* REQUIRED WORK
Find the string "matric" in the records. Copy every line it appears in.

-- EXCERPTED RECORDS start --

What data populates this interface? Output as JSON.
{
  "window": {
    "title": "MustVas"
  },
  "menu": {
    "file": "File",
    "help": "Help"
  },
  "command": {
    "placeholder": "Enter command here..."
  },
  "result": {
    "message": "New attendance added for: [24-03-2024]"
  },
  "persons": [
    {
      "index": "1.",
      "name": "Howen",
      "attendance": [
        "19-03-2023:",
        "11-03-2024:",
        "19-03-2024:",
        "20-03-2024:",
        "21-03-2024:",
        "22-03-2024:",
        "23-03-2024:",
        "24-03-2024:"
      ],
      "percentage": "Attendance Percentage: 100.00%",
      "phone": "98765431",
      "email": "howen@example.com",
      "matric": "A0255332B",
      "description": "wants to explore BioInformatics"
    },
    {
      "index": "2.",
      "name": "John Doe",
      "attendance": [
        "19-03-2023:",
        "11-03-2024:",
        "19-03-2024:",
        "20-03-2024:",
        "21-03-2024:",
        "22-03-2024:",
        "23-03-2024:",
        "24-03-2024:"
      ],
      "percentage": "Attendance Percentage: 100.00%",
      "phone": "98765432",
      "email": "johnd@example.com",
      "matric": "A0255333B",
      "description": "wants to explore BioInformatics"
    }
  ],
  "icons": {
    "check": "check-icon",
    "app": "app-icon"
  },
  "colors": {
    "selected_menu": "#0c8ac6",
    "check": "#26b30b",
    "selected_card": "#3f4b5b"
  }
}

-- EXCERPTED RECORDS end --

* IN RESPONSE
      "matric": "A0255332B",
      "matric": "A0255333B",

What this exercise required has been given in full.